A run of records:
──────
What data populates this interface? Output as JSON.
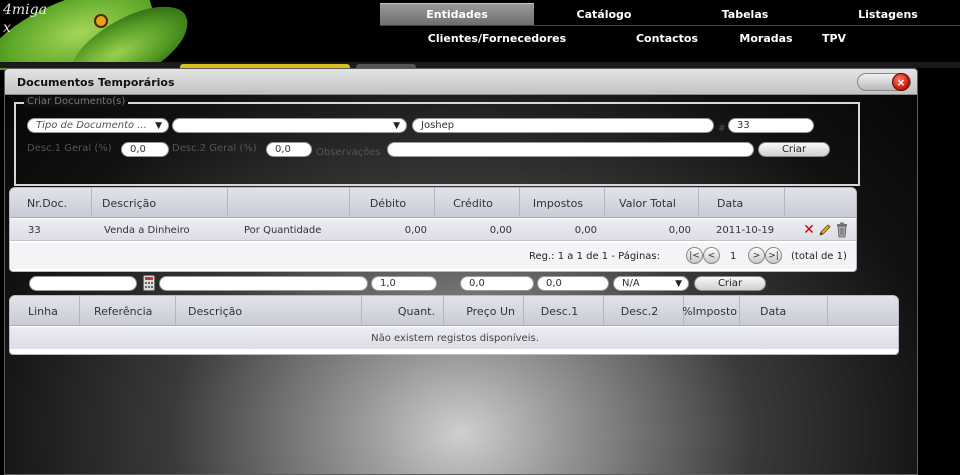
{
  "brand": {
    "logo_line1": "4miga",
    "logo_line2": "x"
  },
  "nav": {
    "top": [
      "Entidades",
      "Catálogo",
      "Tabelas",
      "Listagens"
    ],
    "sub": [
      "Clientes/Fornecedores",
      "Contactos",
      "Moradas",
      "TPV"
    ]
  },
  "window": {
    "title": "Documentos Temporários",
    "close": "×"
  },
  "create": {
    "legend": "Criar Documento(s)",
    "doc_type_placeholder": "Tipo de Documento ...",
    "second_select": "",
    "entity_name": "Joshep",
    "hash_label": "#",
    "doc_number": "33",
    "desc1_label": "Desc.1 Geral (%)",
    "desc1_value": "0,0",
    "desc2_label": "Desc.2 Geral (%)",
    "desc2_value": "0,0",
    "obs_label": "Observações",
    "obs_value": "",
    "create_button": "Criar"
  },
  "documents_grid": {
    "headers": [
      "Nr.Doc.",
      "Descrição",
      "",
      "Débito",
      "Crédito",
      "Impostos",
      "Valor Total",
      "Data",
      ""
    ],
    "rows": [
      {
        "nr": "33",
        "descricao": "Venda a Dinheiro",
        "tipo": "Por Quantidade",
        "debito": "0,00",
        "credito": "0,00",
        "impostos": "0,00",
        "valor_total": "0,00",
        "data": "2011-10-19"
      }
    ],
    "pager": {
      "info": "Reg.: 1 a 1 de 1 - Páginas:",
      "page": "1",
      "total": "(total de 1)",
      "first": "|<",
      "prev": "<",
      "next": ">",
      "last": ">|"
    }
  },
  "line_entry": {
    "ref_value": "",
    "desc_value": "",
    "qty_value": "1,0",
    "price_value": "0,0",
    "disc_value": "0,0",
    "tax_select": "N/A",
    "create_button": "Criar"
  },
  "lines_grid": {
    "headers": [
      "Linha",
      "Referência",
      "Descrição",
      "Quant.",
      "Preço Un",
      "Desc.1",
      "Desc.2",
      "%Imposto",
      "Data",
      ""
    ],
    "empty_text": "Não existem registos disponíveis."
  },
  "colors": {
    "accent_active_tab": "#808080",
    "close_red": "#d42010",
    "grid_header": "#c9cbd5"
  },
  "icons": [
    "delete-icon",
    "edit-pencil-icon",
    "trash-icon",
    "calculator-icon",
    "close-icon",
    "chevron-down-icon"
  ]
}
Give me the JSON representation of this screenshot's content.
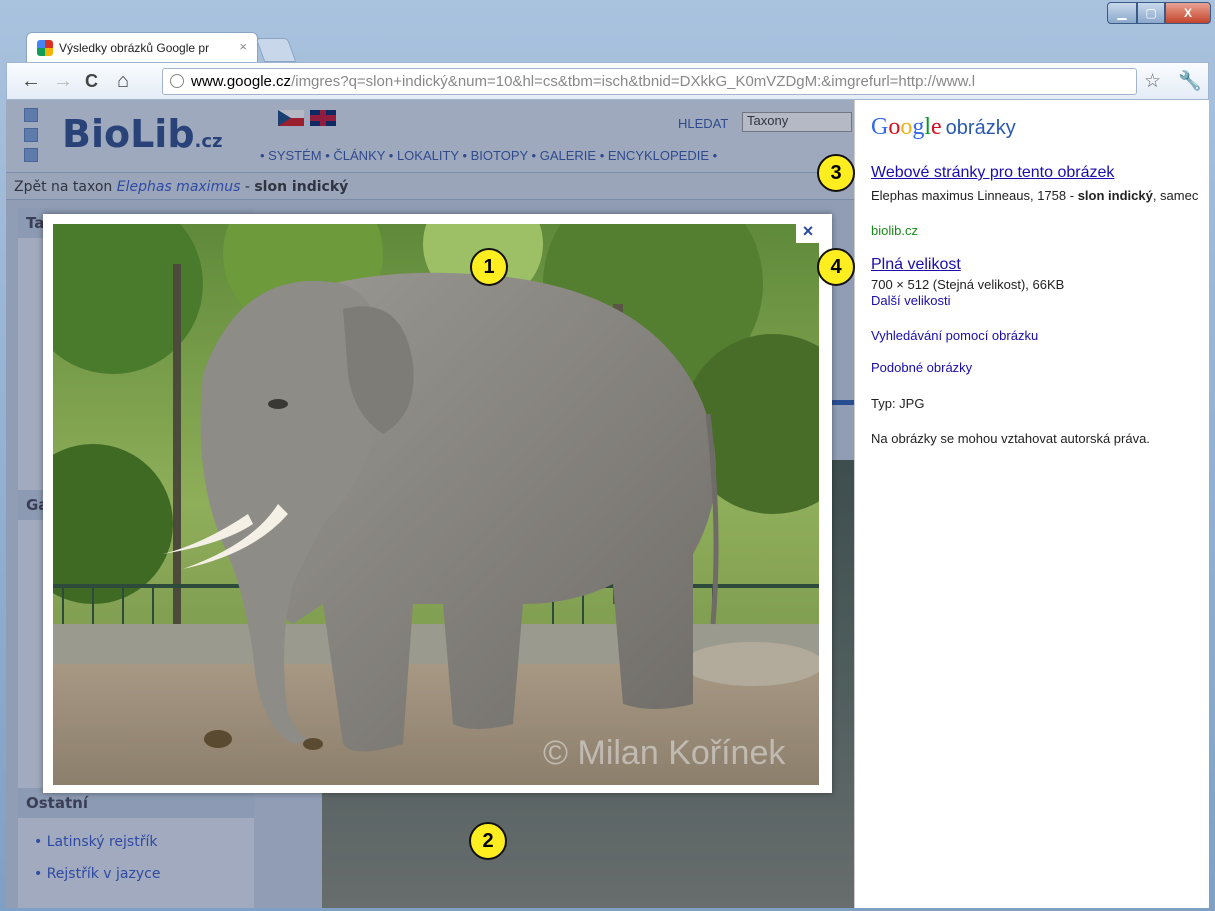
{
  "browser": {
    "tab_title": "Výsledky obrázků Google pr",
    "tab_close": "×",
    "url_host": "www.google.cz",
    "url_rest": "/imgres?q=slon+indický&num=10&hl=cs&tbm=isch&tbnid=DXkkG_K0mVZDgM:&imgrefurl=http://www.l",
    "window_buttons": {
      "minimize": "▁",
      "maximize": "▢",
      "close": "X"
    },
    "nav": {
      "back": "←",
      "forward": "→",
      "reload": "C",
      "home": "⌂"
    },
    "star": "☆",
    "wrench": "🔧"
  },
  "biolib": {
    "logo": "BioLib",
    "logo_suffix": ".cz",
    "search_label": "HLEDAT",
    "search_value": "Taxony",
    "nav": "• SYSTÉM • ČLÁNKY • LOKALITY • BIOTOPY • GALERIE • ENCYKLOPEDIE •",
    "breadcrumb_prefix": "Zpět na taxon ",
    "breadcrumb_taxon": "Elephas maximus",
    "breadcrumb_sep": " - ",
    "breadcrumb_name": "slon indický",
    "sidebar_heads": [
      "Ta",
      "Ga",
      "Ostatní"
    ],
    "sidebar_links": [
      "• Latinský rejstřík",
      "• Rejstřík v jazyce"
    ]
  },
  "lightbox": {
    "close": "×",
    "watermark": "© Milan Kořínek"
  },
  "google_panel": {
    "logo_letters": [
      "G",
      "o",
      "o",
      "g",
      "l",
      "e"
    ],
    "logo_sub": "obrázky",
    "page_link": "Webové stránky pro tento obrázek",
    "page_desc_1": "Elephas maximus Linneaus, 1758 - ",
    "page_desc_bold": "slon indický",
    "page_desc_2": ", samec",
    "page_domain": "biolib.cz",
    "full_size_link": "Plná velikost",
    "full_size_info": "700 × 512 (Stejná velikost), 66KB",
    "more_sizes": "Další velikosti",
    "search_by_image": "Vyhledávání pomocí obrázku",
    "similar_images": "Podobné obrázky",
    "type": "Typ:  JPG",
    "copyright": "Na obrázky se mohou vztahovat autorská práva."
  },
  "callouts": [
    "1",
    "2",
    "3",
    "4"
  ]
}
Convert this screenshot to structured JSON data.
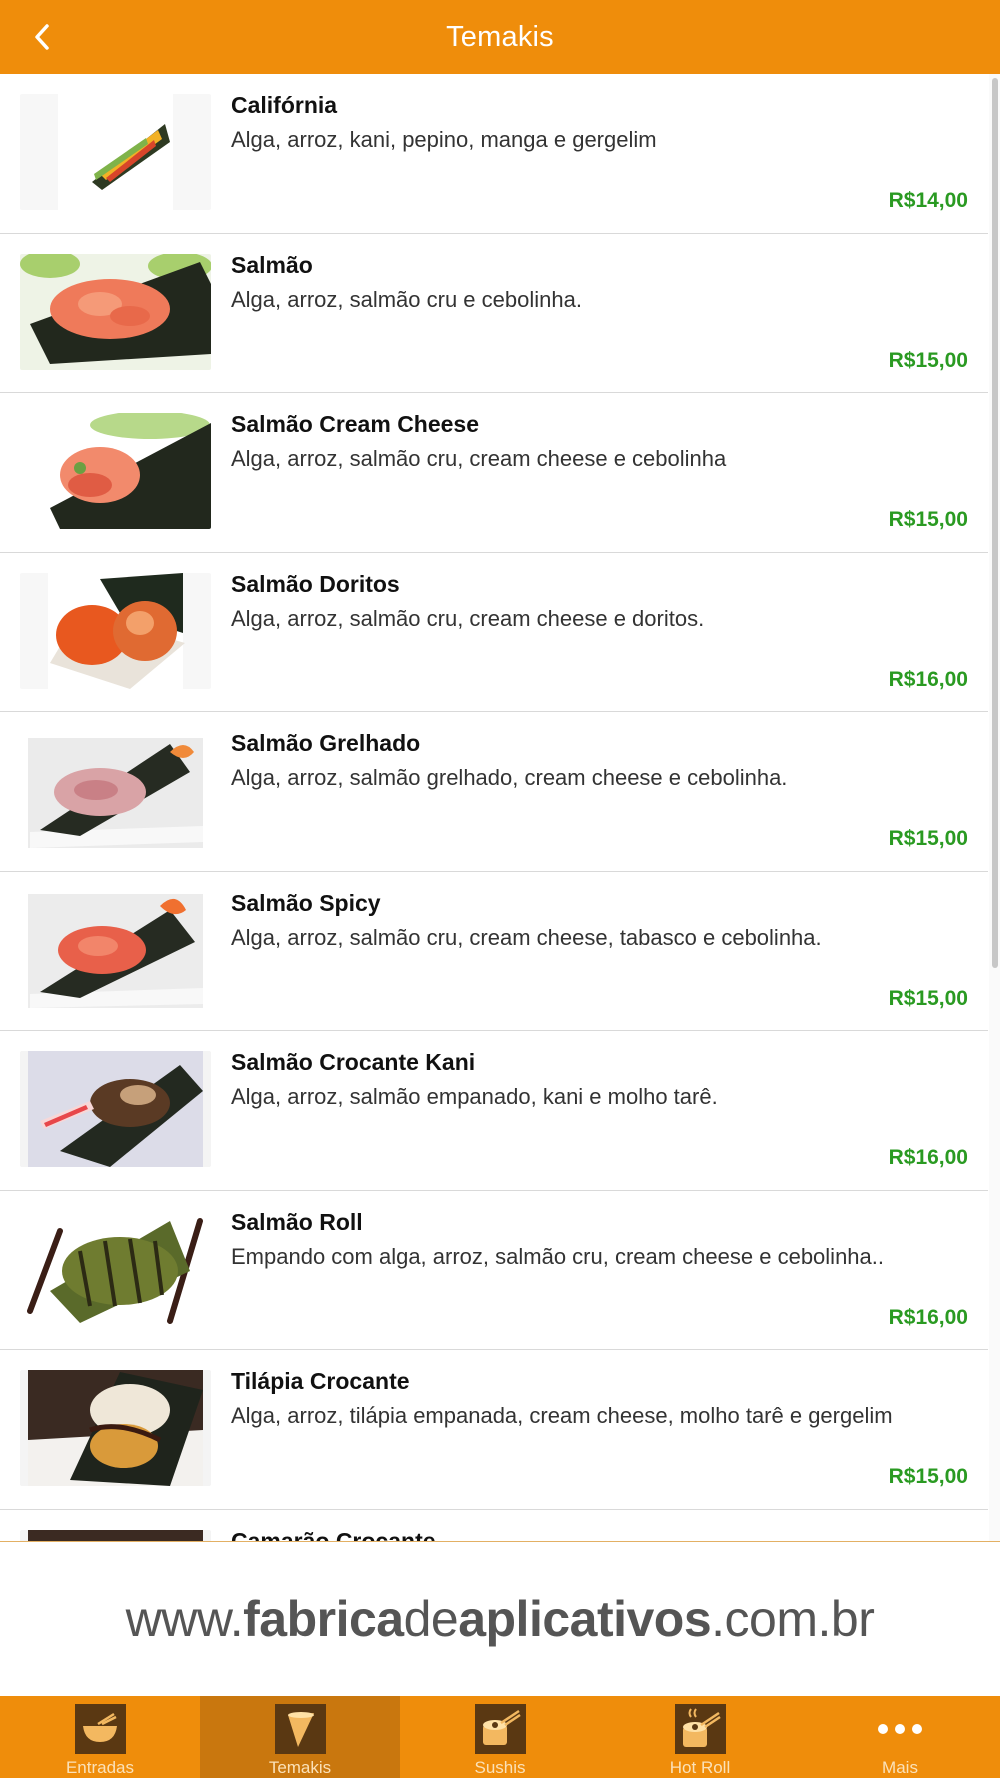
{
  "header": {
    "title": "Temakis",
    "back_icon": "chevron-left-icon"
  },
  "items": [
    {
      "name": "Califórnia",
      "description": "Alga, arroz, kani, pepino, manga e gergelim",
      "price": "R$14,00"
    },
    {
      "name": "Salmão",
      "description": "Alga, arroz, salmão cru e cebolinha.",
      "price": "R$15,00"
    },
    {
      "name": "Salmão Cream Cheese",
      "description": "Alga, arroz, salmão cru, cream cheese e cebolinha",
      "price": "R$15,00"
    },
    {
      "name": "Salmão Doritos",
      "description": "Alga, arroz, salmão cru, cream cheese e doritos.",
      "price": "R$16,00"
    },
    {
      "name": "Salmão Grelhado",
      "description": "Alga, arroz, salmão grelhado, cream cheese e cebolinha.",
      "price": "R$15,00"
    },
    {
      "name": "Salmão Spicy",
      "description": "Alga, arroz, salmão cru, cream cheese, tabasco e cebolinha.",
      "price": "R$15,00"
    },
    {
      "name": "Salmão Crocante Kani",
      "description": "Alga, arroz, salmão empanado, kani e molho tarê.",
      "price": "R$16,00"
    },
    {
      "name": "Salmão Roll",
      "description": "Empando com alga, arroz, salmão cru, cream cheese e cebolinha..",
      "price": "R$16,00"
    },
    {
      "name": "Tilápia Crocante",
      "description": "Alga, arroz, tilápia empanada, cream cheese, molho tarê e gergelim",
      "price": "R$15,00"
    },
    {
      "name": "Camarão Crocante",
      "description": "",
      "price": ""
    }
  ],
  "banner": {
    "prefix": "www.",
    "part1": "fabrica",
    "part2": "de",
    "part3": "aplicativos",
    "suffix": ".com.br"
  },
  "tabs": [
    {
      "label": "Entradas",
      "icon": "bowl-icon",
      "active": false
    },
    {
      "label": "Temakis",
      "icon": "temaki-cone-icon",
      "active": true
    },
    {
      "label": "Sushis",
      "icon": "sushi-roll-icon",
      "active": false
    },
    {
      "label": "Hot Roll",
      "icon": "hot-roll-icon",
      "active": false
    },
    {
      "label": "Mais",
      "icon": "more-dots-icon",
      "active": false
    }
  ],
  "colors": {
    "accent": "#ef8d0b",
    "active_tab": "#c9770e",
    "price": "#2a9a22"
  }
}
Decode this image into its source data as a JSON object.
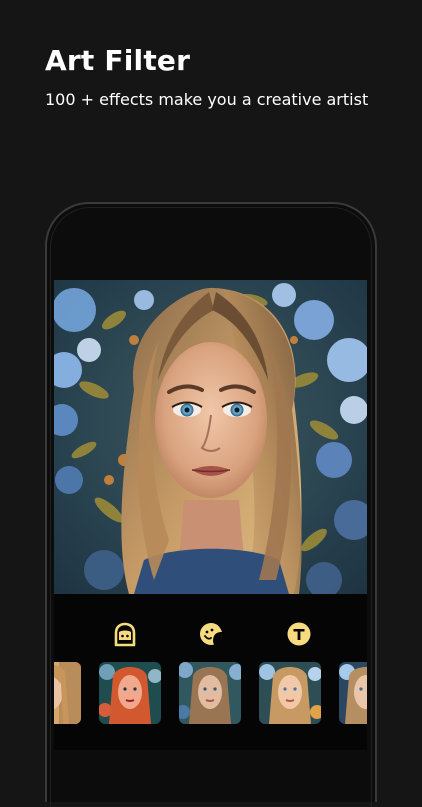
──────
Print all of the records shown above exactly, leaving out each picture.

EXERCISE SOLUTION:
What data populates this interface? Output as JSON.
{
  "brand": {
    "logo_line1": "4miga",
    "logo_line2": "x"
  },
  "nav": {
    "top": [
      "Entidades",
      "Catálogo",
      "Tabelas",
      "Listagens"
    ],
    "sub": [
      "Clientes/Fornecedores",
      "Contactos",
      "Moradas",
      "TPV"
    ]
  },
  "window": {
    "title": "Documentos Temporários",
    "close": "×"
  },
  "create": {
    "legend": "Criar Documento(s)",
    "doc_type_placeholder": "Tipo de Documento ...",
    "second_select": "",
    "entity_name": "Joshep",
    "hash_label": "#",
    "doc_number": "33",
    "desc1_label": "Desc.1 Geral (%)",
    "desc1_value": "0,0",
    "desc2_label": "Desc.2 Geral (%)",
    "desc2_value": "0,0",
    "obs_label": "Observações",
    "obs_value": "",
    "create_button": "Criar"
  },
  "documents_grid": {
    "headers": [
      "Nr.Doc.",
      "Descrição",
      "",
      "Débito",
      "Crédito",
      "Impostos",
      "Valor Total",
      "Data",
      ""
    ],
    "rows": [
      {
        "nr": "33",
        "descricao": "Venda a Dinheiro",
        "tipo": "Por Quantidade",
        "debito": "0,00",
        "credito": "0,00",
        "impostos": "0,00",
        "valor_total": "0,00",
        "data": "2011-10-19"
      }
    ],
    "pager": {
      "info": "Reg.: 1 a 1 de 1 - Páginas:",
      "page": "1",
      "total": "(total de 1)",
      "first": "|<",
      "prev": "<",
      "next": ">",
      "last": ">|"
    }
  },
  "line_entry": {
    "ref_value": "",
    "desc_value": "",
    "qty_value": "1,0",
    "price_value": "0,0",
    "disc_value": "0,0",
    "tax_select": "N/A",
    "create_button": "Criar"
  },
  "lines_grid": {
    "headers": [
      "Linha",
      "Referência",
      "Descrição",
      "Quant.",
      "Preço Un",
      "Desc.1",
      "Desc.2",
      "%Imposto",
      "Data",
      ""
    ],
    "empty_text": "Não existem registos disponíveis."
  },
  "colors": {
    "accent_active_tab": "#808080",
    "close_red": "#d42010",
    "grid_header": "#c9cbd5"
  },
  "icons": [
    "delete-icon",
    "edit-pencil-icon",
    "trash-icon",
    "calculator-icon",
    "close-icon",
    "chevron-down-icon"
  ]
}
Give me the JSON representation of this screenshot's content.
{
  "browser": {
    "tab_title": "Výsledky obrázků Google pr",
    "tab_close": "×",
    "url_host": "www.google.cz",
    "url_rest": "/imgres?q=slon+indický&num=10&hl=cs&tbm=isch&tbnid=DXkkG_K0mVZDgM:&imgrefurl=http://www.l",
    "window_buttons": {
      "minimize": "▁",
      "maximize": "▢",
      "close": "X"
    },
    "nav": {
      "back": "←",
      "forward": "→",
      "reload": "C",
      "home": "⌂"
    },
    "star": "☆",
    "wrench": "🔧"
  },
  "biolib": {
    "logo": "BioLib",
    "logo_suffix": ".cz",
    "search_label": "HLEDAT",
    "search_value": "Taxony",
    "nav": "• SYSTÉM • ČLÁNKY • LOKALITY • BIOTOPY • GALERIE • ENCYKLOPEDIE •",
    "breadcrumb_prefix": "Zpět na taxon ",
    "breadcrumb_taxon": "Elephas maximus",
    "breadcrumb_sep": " - ",
    "breadcrumb_name": "slon indický",
    "sidebar_heads": [
      "Ta",
      "Ga",
      "Ostatní"
    ],
    "sidebar_links": [
      "• Latinský rejstřík",
      "• Rejstřík v jazyce"
    ]
  },
  "lightbox": {
    "close": "×",
    "watermark": "© Milan Kořínek"
  },
  "google_panel": {
    "logo_letters": [
      "G",
      "o",
      "o",
      "g",
      "l",
      "e"
    ],
    "logo_sub": "obrázky",
    "page_link": "Webové stránky pro tento obrázek",
    "page_desc_1": "Elephas maximus Linneaus, 1758 - ",
    "page_desc_bold": "slon indický",
    "page_desc_2": ", samec",
    "page_domain": "biolib.cz",
    "full_size_link": "Plná velikost",
    "full_size_info": "700 × 512 (Stejná velikost), 66KB",
    "more_sizes": "Další velikosti",
    "search_by_image": "Vyhledávání pomocí obrázku",
    "similar_images": "Podobné obrázky",
    "type": "Typ:  JPG",
    "copyright": "Na obrázky se mohou vztahovat autorská práva."
  },
  "callouts": [
    "1",
    "2",
    "3",
    "4"
  ]
}
Convert this screenshot to structured JSON data.
{
  "header": {
    "title": "Temakis",
    "back_icon": "chevron-left-icon"
  },
  "items": [
    {
      "name": "Califórnia",
      "description": "Alga, arroz, kani, pepino, manga e gergelim",
      "price": "R$14,00"
    },
    {
      "name": "Salmão",
      "description": "Alga, arroz, salmão cru e cebolinha.",
      "price": "R$15,00"
    },
    {
      "name": "Salmão Cream Cheese",
      "description": "Alga, arroz, salmão cru, cream cheese e cebolinha",
      "price": "R$15,00"
    },
    {
      "name": "Salmão Doritos",
      "description": "Alga, arroz, salmão cru, cream cheese e doritos.",
      "price": "R$16,00"
    },
    {
      "name": "Salmão Grelhado",
      "description": "Alga, arroz, salmão grelhado, cream cheese e cebolinha.",
      "price": "R$15,00"
    },
    {
      "name": "Salmão Spicy",
      "description": "Alga, arroz, salmão cru, cream cheese, tabasco e cebolinha.",
      "price": "R$15,00"
    },
    {
      "name": "Salmão Crocante Kani",
      "description": "Alga, arroz, salmão empanado, kani e molho tarê.",
      "price": "R$16,00"
    },
    {
      "name": "Salmão Roll",
      "description": "Empando com alga, arroz, salmão cru, cream cheese e cebolinha..",
      "price": "R$16,00"
    },
    {
      "name": "Tilápia Crocante",
      "description": "Alga, arroz, tilápia empanada, cream cheese, molho tarê e gergelim",
      "price": "R$15,00"
    },
    {
      "name": "Camarão Crocante",
      "description": "",
      "price": ""
    }
  ],
  "banner": {
    "prefix": "www.",
    "part1": "fabrica",
    "part2": "de",
    "part3": "aplicativos",
    "suffix": ".com.br"
  },
  "tabs": [
    {
      "label": "Entradas",
      "icon": "bowl-icon",
      "active": false
    },
    {
      "label": "Temakis",
      "icon": "temaki-cone-icon",
      "active": true
    },
    {
      "label": "Sushis",
      "icon": "sushi-roll-icon",
      "active": false
    },
    {
      "label": "Hot Roll",
      "icon": "hot-roll-icon",
      "active": false
    },
    {
      "label": "Mais",
      "icon": "more-dots-icon",
      "active": false
    }
  ],
  "colors": {
    "accent": "#ef8d0b",
    "active_tab": "#c9770e",
    "price": "#2a9a22"
  }
}
Decode this image into its source data as a JSON object.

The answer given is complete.